WORK TO DO: Identify the lines that include the word "this", then copy all of them.

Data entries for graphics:
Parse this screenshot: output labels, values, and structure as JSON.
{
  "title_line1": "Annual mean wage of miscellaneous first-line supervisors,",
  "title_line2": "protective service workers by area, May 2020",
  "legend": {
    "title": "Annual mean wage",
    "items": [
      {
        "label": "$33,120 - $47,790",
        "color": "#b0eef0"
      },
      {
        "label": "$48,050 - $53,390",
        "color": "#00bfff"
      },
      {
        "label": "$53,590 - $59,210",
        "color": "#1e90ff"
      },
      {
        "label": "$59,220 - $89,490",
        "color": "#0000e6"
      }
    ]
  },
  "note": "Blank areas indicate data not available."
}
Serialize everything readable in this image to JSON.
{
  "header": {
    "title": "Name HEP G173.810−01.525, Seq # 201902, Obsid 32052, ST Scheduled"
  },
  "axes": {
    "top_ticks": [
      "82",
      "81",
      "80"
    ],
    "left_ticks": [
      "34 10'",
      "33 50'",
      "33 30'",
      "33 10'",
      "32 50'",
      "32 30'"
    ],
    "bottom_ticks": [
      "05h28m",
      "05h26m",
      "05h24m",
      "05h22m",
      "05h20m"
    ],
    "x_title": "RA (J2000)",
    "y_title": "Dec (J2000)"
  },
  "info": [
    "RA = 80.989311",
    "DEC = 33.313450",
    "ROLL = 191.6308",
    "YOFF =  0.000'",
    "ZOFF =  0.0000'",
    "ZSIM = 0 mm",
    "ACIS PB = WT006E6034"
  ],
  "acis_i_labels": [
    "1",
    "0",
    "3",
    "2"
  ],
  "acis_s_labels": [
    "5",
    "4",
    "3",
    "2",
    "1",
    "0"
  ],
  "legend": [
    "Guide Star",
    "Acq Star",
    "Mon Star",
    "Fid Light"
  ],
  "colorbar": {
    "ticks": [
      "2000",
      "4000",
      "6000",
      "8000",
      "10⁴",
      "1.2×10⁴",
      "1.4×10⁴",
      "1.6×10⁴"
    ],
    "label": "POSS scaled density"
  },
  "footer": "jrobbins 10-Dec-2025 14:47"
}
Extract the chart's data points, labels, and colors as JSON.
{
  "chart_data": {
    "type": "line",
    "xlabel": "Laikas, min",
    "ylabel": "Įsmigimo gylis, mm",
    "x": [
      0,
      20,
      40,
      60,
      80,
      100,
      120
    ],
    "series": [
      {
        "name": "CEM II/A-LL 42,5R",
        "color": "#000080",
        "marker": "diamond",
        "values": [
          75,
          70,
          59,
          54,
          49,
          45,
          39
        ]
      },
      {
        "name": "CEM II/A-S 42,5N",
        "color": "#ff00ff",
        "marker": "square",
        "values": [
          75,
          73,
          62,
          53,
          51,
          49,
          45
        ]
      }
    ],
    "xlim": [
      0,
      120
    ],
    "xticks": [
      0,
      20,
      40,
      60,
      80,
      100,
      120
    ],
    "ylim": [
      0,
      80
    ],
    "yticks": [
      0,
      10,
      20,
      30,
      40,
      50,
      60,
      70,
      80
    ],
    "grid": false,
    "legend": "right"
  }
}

TASK RESPONSE:
Parse this screenshot: output labels, values, and structure as JSON.
Serialize everything readable in this image to JSON.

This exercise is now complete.